## DIRECTIONS:
Sort through the entries below and pull out lines containing the word "document".

## Collected data:
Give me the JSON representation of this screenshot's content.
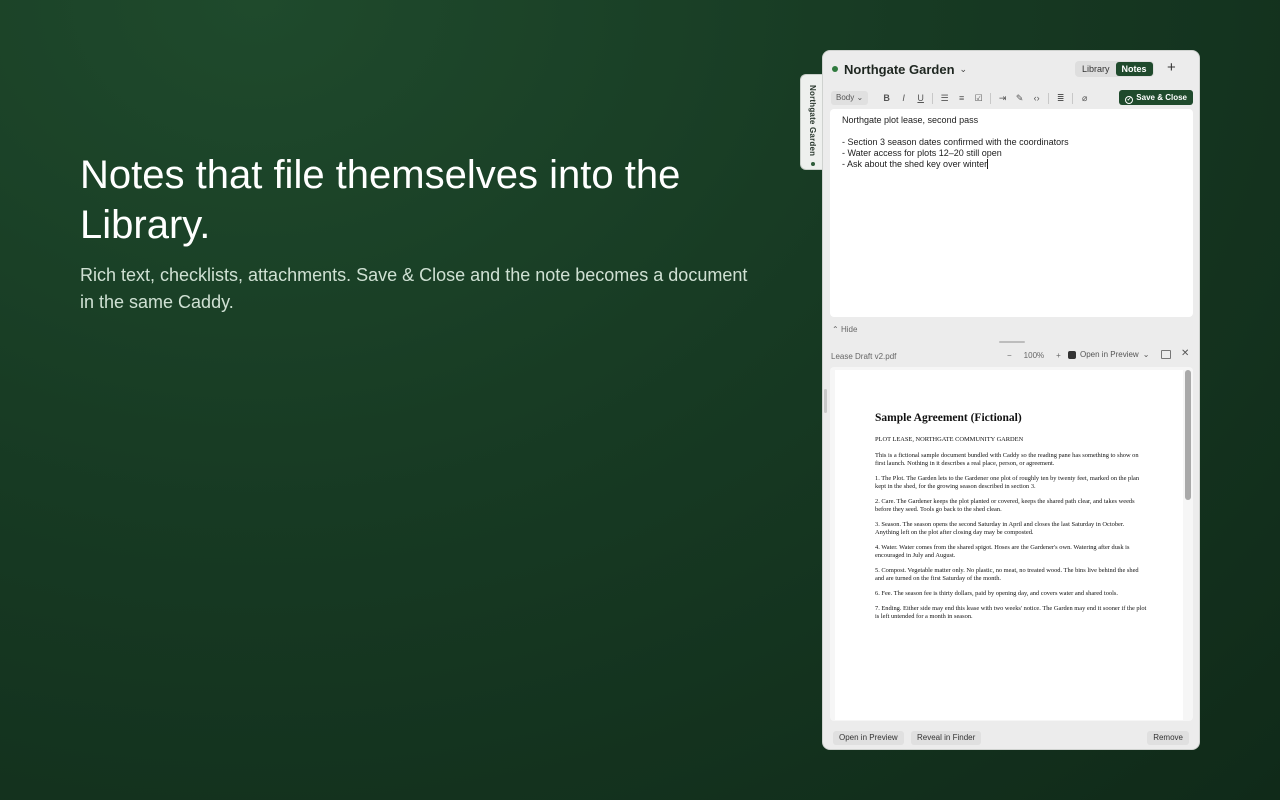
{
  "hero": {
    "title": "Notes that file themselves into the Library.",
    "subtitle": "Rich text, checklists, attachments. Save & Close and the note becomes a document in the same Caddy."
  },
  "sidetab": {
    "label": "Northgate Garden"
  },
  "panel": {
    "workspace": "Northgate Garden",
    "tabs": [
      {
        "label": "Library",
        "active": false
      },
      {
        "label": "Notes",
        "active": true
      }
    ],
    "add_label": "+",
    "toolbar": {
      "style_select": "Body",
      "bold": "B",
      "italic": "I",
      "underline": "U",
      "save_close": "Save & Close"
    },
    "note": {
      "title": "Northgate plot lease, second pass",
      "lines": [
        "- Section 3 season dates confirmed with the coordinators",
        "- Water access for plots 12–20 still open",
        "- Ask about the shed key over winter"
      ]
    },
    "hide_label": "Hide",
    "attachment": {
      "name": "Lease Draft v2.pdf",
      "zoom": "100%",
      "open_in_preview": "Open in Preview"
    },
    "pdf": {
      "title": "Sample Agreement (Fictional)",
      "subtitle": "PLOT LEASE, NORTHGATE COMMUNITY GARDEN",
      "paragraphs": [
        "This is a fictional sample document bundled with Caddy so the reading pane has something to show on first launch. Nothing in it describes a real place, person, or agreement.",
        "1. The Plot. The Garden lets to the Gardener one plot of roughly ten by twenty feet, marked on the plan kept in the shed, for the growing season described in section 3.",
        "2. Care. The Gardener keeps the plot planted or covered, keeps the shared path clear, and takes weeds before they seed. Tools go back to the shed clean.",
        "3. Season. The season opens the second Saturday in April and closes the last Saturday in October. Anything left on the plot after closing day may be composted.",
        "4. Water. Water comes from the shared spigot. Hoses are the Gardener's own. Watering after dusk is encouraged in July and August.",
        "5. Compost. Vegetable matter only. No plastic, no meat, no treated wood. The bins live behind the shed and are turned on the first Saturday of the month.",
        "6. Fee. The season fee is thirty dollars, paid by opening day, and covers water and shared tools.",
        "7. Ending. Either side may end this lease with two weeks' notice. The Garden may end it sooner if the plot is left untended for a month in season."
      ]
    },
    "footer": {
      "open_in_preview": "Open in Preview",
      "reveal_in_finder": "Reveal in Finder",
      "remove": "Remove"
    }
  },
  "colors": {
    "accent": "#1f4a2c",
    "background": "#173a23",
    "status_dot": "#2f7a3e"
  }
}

## ANSWER TO THE PROBLEM:
    "subtitle": "Rich text, checklists, attachments. Save & Close and the note becomes a document in the same Caddy."
        "This is a fictional sample document bundled with Caddy so the reading pane has something to show on first launch. Nothing in it describes a real place, person, or agreement.",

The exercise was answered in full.